— start —

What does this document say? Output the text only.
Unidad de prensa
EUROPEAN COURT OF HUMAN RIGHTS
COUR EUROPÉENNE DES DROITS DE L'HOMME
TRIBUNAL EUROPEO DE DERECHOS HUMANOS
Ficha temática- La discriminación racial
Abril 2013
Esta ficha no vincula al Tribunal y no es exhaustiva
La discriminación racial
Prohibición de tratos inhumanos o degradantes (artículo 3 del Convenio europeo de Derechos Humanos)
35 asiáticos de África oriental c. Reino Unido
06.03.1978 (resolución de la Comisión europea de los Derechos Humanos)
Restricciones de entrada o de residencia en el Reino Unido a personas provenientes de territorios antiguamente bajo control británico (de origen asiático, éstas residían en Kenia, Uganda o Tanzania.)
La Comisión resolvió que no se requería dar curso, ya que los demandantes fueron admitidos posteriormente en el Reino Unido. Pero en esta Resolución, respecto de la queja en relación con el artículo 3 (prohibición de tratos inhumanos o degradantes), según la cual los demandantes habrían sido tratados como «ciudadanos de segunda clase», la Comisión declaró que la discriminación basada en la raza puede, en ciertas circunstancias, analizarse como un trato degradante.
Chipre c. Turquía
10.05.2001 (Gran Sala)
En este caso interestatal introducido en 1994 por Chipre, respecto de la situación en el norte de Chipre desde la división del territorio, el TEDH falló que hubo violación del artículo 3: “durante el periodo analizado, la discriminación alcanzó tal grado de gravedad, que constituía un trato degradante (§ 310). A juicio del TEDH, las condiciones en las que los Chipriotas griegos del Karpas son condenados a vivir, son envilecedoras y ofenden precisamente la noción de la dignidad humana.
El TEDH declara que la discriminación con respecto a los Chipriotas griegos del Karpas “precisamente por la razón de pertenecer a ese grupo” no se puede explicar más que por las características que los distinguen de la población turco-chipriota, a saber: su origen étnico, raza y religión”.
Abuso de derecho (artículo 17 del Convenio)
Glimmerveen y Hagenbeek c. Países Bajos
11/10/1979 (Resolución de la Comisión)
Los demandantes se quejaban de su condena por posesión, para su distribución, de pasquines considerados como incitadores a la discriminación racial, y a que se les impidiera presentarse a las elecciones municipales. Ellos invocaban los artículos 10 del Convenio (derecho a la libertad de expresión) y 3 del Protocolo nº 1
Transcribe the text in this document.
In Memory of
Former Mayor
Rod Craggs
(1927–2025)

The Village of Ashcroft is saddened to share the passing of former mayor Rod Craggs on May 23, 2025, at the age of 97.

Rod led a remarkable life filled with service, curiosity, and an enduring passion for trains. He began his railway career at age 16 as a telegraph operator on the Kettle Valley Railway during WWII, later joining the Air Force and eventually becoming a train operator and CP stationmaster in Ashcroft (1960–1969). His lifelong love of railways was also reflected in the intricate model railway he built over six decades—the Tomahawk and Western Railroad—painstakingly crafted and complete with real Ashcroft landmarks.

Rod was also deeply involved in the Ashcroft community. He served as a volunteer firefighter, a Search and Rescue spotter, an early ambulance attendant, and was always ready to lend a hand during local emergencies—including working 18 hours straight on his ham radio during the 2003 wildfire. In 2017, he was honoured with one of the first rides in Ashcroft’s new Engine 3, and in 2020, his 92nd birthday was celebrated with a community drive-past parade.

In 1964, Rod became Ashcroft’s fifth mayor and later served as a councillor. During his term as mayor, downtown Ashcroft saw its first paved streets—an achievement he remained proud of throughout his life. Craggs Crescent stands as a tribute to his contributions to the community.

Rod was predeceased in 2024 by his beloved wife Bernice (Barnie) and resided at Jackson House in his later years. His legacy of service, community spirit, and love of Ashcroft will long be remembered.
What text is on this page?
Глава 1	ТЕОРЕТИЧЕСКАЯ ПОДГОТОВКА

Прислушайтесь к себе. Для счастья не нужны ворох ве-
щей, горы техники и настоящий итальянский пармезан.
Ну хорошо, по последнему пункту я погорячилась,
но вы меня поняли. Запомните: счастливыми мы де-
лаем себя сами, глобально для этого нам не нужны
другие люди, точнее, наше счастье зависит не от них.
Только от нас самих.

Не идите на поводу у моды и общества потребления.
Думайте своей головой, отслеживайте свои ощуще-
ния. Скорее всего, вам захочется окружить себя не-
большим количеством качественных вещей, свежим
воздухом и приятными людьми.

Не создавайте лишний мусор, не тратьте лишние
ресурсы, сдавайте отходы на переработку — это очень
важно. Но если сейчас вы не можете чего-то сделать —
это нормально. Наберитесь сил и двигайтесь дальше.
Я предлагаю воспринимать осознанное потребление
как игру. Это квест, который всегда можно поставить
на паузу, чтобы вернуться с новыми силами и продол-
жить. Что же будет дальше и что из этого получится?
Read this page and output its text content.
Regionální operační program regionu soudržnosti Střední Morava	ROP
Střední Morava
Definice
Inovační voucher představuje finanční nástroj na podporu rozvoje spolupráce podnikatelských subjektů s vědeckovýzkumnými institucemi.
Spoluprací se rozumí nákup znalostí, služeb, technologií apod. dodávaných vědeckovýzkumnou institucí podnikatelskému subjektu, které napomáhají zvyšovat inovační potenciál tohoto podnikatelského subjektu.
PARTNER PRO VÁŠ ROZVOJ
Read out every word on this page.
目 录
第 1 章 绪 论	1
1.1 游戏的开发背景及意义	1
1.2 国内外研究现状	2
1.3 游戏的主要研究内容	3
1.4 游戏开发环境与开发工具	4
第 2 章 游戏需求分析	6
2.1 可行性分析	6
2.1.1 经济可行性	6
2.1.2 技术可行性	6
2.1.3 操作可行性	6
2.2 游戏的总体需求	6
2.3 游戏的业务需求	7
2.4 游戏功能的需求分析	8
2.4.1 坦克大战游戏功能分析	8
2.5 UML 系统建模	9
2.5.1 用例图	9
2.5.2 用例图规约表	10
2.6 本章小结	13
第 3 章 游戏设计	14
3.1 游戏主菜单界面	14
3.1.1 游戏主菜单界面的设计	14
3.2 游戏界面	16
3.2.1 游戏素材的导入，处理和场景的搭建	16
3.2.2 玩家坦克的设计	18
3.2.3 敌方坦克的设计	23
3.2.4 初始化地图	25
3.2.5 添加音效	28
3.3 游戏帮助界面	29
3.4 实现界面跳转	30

— end —

▶ [What to work on] Repeat each entry word for word.

▶ [Written response]
What does this document say? Output the text only.
Unidad de prensa
EUROPEAN COURT OF HUMAN RIGHTS
COUR EUROPÉENNE DES DROITS DE L'HOMME
TRIBUNAL EUROPEO DE DERECHOS HUMANOS
Ficha temática- La discriminación racial
Abril 2013
Esta ficha no vincula al Tribunal y no es exhaustiva
La discriminación racial
Prohibición de tratos inhumanos o degradantes (artículo 3 del Convenio europeo de Derechos Humanos)
35 asiáticos de África oriental c. Reino Unido
06.03.1978 (resolución de la Comisión europea de los Derechos Humanos)
Restricciones de entrada o de residencia en el Reino Unido a personas provenientes de territorios antiguamente bajo control británico (de origen asiático, éstas residían en Kenia, Uganda o Tanzania.)
La Comisión resolvió que no se requería dar curso, ya que los demandantes fueron admitidos posteriormente en el Reino Unido. Pero en esta Resolución, respecto de la queja en relación con el artículo 3 (prohibición de tratos inhumanos o degradantes), según la cual los demandantes habrían sido tratados como «ciudadanos de segunda clase», la Comisión declaró que la discriminación basada en la raza puede, en ciertas circunstancias, analizarse como un trato degradante.
Chipre c. Turquía
10.05.2001 (Gran Sala)
En este caso interestatal introducido en 1994 por Chipre, respecto de la situación en el norte de Chipre desde la división del territorio, el TEDH falló que hubo violación del artículo 3: “durante el periodo analizado, la discriminación alcanzó tal grado de gravedad, que constituía un trato degradante (§ 310). A juicio del TEDH, las condiciones en las que los Chipriotas griegos del Karpas son condenados a vivir, son envilecedoras y ofenden precisamente la noción de la dignidad humana.
El TEDH declara que la discriminación con respecto a los Chipriotas griegos del Karpas “precisamente por la razón de pertenecer a ese grupo” no se puede explicar más que por las características que los distinguen de la población turco-chipriota, a saber: su origen étnico, raza y religión”.
Abuso de derecho (artículo 17 del Convenio)
Glimmerveen y Hagenbeek c. Países Bajos
11/10/1979 (Resolución de la Comisión)
Los demandantes se quejaban de su condena por posesión, para su distribución, de pasquines considerados como incitadores a la discriminación racial, y a que se les impidiera presentarse a las elecciones municipales. Ellos invocaban los artículos 10 del Convenio (derecho a la libertad de expresión) y 3 del Protocolo nº 1
Transcribe the text in this document.
In Memory of
Former Mayor
Rod Craggs
(1927–2025)

The Village of Ashcroft is saddened to share the passing of former mayor Rod Craggs on May 23, 2025, at the age of 97.

Rod led a remarkable life filled with service, curiosity, and an enduring passion for trains. He began his railway career at age 16 as a telegraph operator on the Kettle Valley Railway during WWII, later joining the Air Force and eventually becoming a train operator and CP stationmaster in Ashcroft (1960–1969). His lifelong love of railways was also reflected in the intricate model railway he built over six decades—the Tomahawk and Western Railroad—painstakingly crafted and complete with real Ashcroft landmarks.

Rod was also deeply involved in the Ashcroft community. He served as a volunteer firefighter, a Search and Rescue spotter, an early ambulance attendant, and was always ready to lend a hand during local emergencies—including working 18 hours straight on his ham radio during the 2003 wildfire. In 2017, he was honoured with one of the first rides in Ashcroft’s new Engine 3, and in 2020, his 92nd birthday was celebrated with a community drive-past parade.

In 1964, Rod became Ashcroft’s fifth mayor and later served as a councillor. During his term as mayor, downtown Ashcroft saw its first paved streets—an achievement he remained proud of throughout his life. Craggs Crescent stands as a tribute to his contributions to the community.

Rod was predeceased in 2024 by his beloved wife Bernice (Barnie) and resided at Jackson House in his later years. His legacy of service, community spirit, and love of Ashcroft will long be remembered.
What text is on this page?
Глава 1	ТЕОРЕТИЧЕСКАЯ ПОДГОТОВКА

Прислушайтесь к себе. Для счастья не нужны ворох ве-
щей, горы техники и настоящий итальянский пармезан.
Ну хорошо, по последнему пункту я погорячилась,
но вы меня поняли. Запомните: счастливыми мы де-
лаем себя сами, глобально для этого нам не нужны
другие люди, точнее, наше счастье зависит не от них.
Только от нас самих.

Не идите на поводу у моды и общества потребления.
Думайте своей головой, отслеживайте свои ощуще-
ния. Скорее всего, вам захочется окружить себя не-
большим количеством качественных вещей, свежим
воздухом и приятными людьми.

Не создавайте лишний мусор, не тратьте лишние
ресурсы, сдавайте отходы на переработку — это очень
важно. Но если сейчас вы не можете чего-то сделать —
это нормально. Наберитесь сил и двигайтесь дальше.
Я предлагаю воспринимать осознанное потребление
как игру. Это квест, который всегда можно поставить
на паузу, чтобы вернуться с новыми силами и продол-
жить. Что же будет дальше и что из этого получится?
Read this page and output its text content.
Regionální operační program regionu soudržnosti Střední Morava	ROP
Střední Morava
Definice
Inovační voucher představuje finanční nástroj na podporu rozvoje spolupráce podnikatelských subjektů s vědeckovýzkumnými institucemi.
Spoluprací se rozumí nákup znalostí, služeb, technologií apod. dodávaných vědeckovýzkumnou institucí podnikatelskému subjektu, které napomáhají zvyšovat inovační potenciál tohoto podnikatelského subjektu.
PARTNER PRO VÁŠ ROZVOJ
Read out every word on this page.
目 录
第 1 章 绪 论	1
1.1 游戏的开发背景及意义	1
1.2 国内外研究现状	2
1.3 游戏的主要研究内容	3
1.4 游戏开发环境与开发工具	4
第 2 章 游戏需求分析	6
2.1 可行性分析	6
2.1.1 经济可行性	6
2.1.2 技术可行性	6
2.1.3 操作可行性	6
2.2 游戏的总体需求	6
2.3 游戏的业务需求	7
2.4 游戏功能的需求分析	8
2.4.1 坦克大战游戏功能分析	8
2.5 UML 系统建模	9
2.5.1 用例图	9
2.5.2 用例图规约表	10
2.6 本章小结	13
第 3 章 游戏设计	14
3.1 游戏主菜单界面	14
3.1.1 游戏主菜单界面的设计	14
3.2 游戏界面	16
3.2.1 游戏素材的导入，处理和场景的搭建	16
3.2.2 玩家坦克的设计	18
3.2.3 敌方坦克的设计	23
3.2.4 初始化地图	25
3.2.5 添加音效	28
3.3 游戏帮助界面	29
3.4 实现界面跳转	30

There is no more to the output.